**Dataset items**
··········
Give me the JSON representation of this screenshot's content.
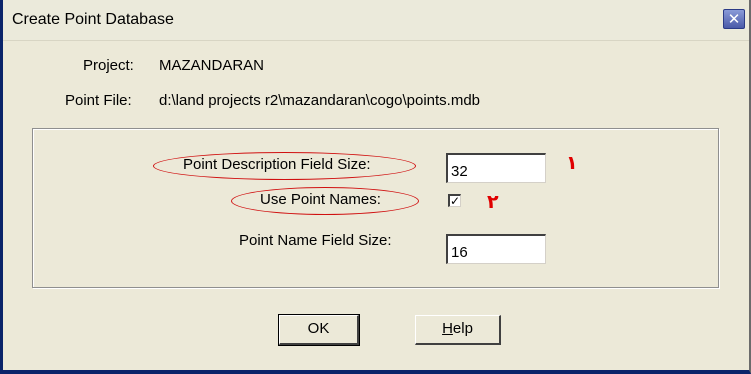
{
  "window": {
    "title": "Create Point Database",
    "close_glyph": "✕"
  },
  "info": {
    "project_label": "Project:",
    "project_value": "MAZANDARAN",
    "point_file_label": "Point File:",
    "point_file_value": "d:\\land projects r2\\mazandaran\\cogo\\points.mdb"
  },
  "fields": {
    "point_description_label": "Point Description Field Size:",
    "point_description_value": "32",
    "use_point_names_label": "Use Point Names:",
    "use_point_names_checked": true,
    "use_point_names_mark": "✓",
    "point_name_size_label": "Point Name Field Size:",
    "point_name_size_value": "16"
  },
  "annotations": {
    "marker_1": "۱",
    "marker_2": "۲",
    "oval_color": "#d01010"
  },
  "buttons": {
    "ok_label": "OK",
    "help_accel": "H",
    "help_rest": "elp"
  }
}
··········
Leave out the pictures and print each record exactly as it stands.

**Complete response**
Give me the JSON representation of this screenshot's content.
{
  "window": {
    "title": "Create Point Database",
    "close_glyph": "✕"
  },
  "info": {
    "project_label": "Project:",
    "project_value": "MAZANDARAN",
    "point_file_label": "Point File:",
    "point_file_value": "d:\\land projects r2\\mazandaran\\cogo\\points.mdb"
  },
  "fields": {
    "point_description_label": "Point Description Field Size:",
    "point_description_value": "32",
    "use_point_names_label": "Use Point Names:",
    "use_point_names_checked": true,
    "use_point_names_mark": "✓",
    "point_name_size_label": "Point Name Field Size:",
    "point_name_size_value": "16"
  },
  "annotations": {
    "marker_1": "۱",
    "marker_2": "۲",
    "oval_color": "#d01010"
  },
  "buttons": {
    "ok_label": "OK",
    "help_accel": "H",
    "help_rest": "elp"
  }
}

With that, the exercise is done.